Locate the word "lyrics" in the data below, then copy every line that holds it.

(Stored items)
(begin)

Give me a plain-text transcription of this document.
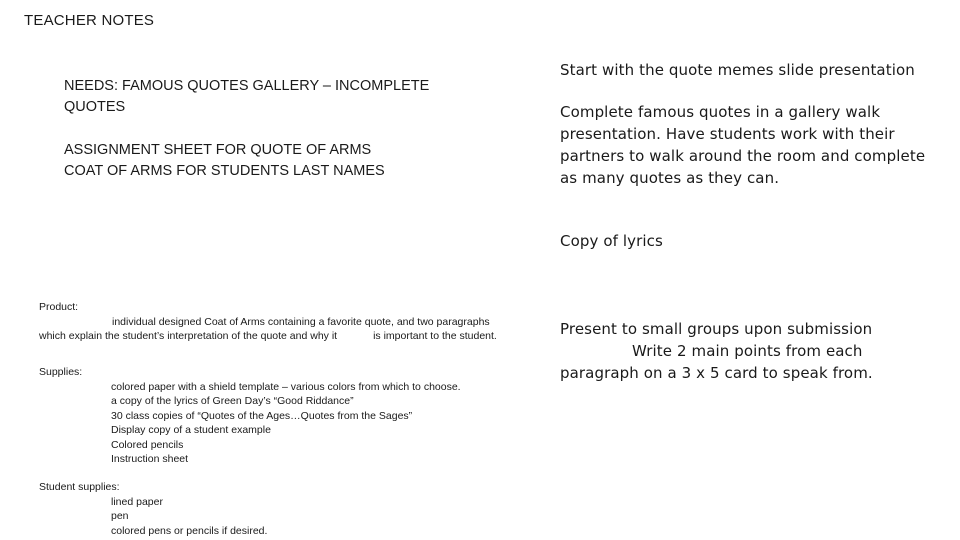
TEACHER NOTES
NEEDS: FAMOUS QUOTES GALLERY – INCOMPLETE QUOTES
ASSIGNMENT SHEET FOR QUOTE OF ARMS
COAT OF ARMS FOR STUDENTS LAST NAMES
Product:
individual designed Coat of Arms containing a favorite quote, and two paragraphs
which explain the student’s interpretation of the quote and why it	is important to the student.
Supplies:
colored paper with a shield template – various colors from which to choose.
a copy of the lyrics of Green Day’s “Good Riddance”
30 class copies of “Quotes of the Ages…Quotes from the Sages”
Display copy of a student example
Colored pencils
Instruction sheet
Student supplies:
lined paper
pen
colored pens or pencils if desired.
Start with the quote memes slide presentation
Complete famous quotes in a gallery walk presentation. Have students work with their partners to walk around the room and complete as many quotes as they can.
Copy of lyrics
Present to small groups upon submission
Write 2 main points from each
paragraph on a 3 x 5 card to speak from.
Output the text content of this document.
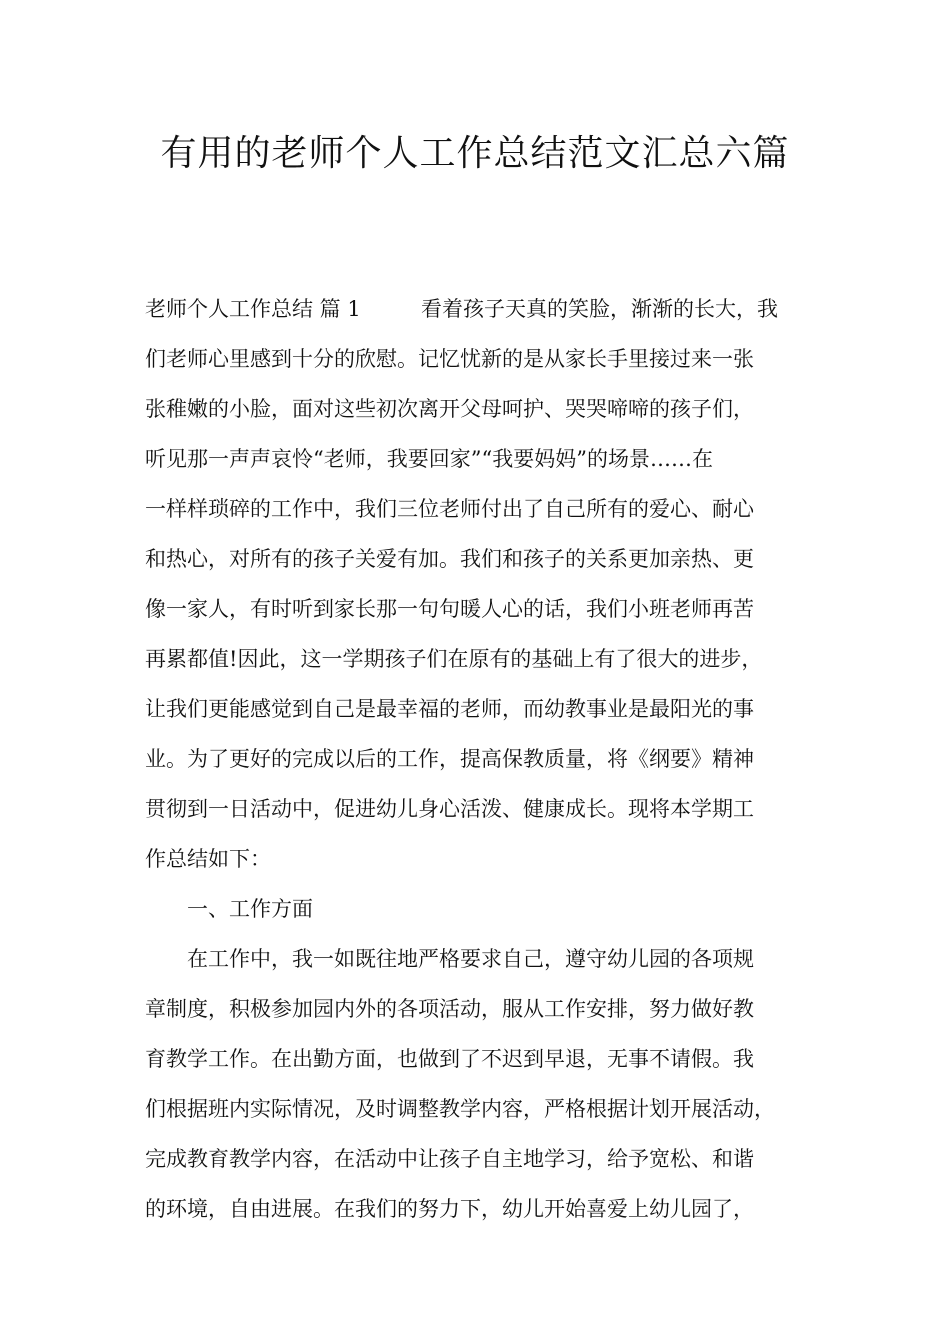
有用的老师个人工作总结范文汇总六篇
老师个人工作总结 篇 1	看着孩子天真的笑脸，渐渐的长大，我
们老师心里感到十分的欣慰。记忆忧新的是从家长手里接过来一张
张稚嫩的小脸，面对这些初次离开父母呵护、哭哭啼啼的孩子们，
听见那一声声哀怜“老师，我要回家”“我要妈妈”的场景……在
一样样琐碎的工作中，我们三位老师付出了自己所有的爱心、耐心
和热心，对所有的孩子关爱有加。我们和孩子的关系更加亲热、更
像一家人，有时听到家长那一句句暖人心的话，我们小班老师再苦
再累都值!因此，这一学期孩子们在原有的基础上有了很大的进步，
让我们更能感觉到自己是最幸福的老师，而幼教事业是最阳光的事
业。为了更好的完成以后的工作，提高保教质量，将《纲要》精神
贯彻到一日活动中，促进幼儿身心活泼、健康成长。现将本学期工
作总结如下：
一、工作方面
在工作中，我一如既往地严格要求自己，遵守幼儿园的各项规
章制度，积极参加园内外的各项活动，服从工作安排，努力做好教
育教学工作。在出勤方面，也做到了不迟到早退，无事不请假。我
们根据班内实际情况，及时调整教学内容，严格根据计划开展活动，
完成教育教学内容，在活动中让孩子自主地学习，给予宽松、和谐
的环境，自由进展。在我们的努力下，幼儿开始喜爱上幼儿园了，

(end)

■ **The answer**
a copy of the lyrics of Green Day’s “Good Riddance”
Copy of lyrics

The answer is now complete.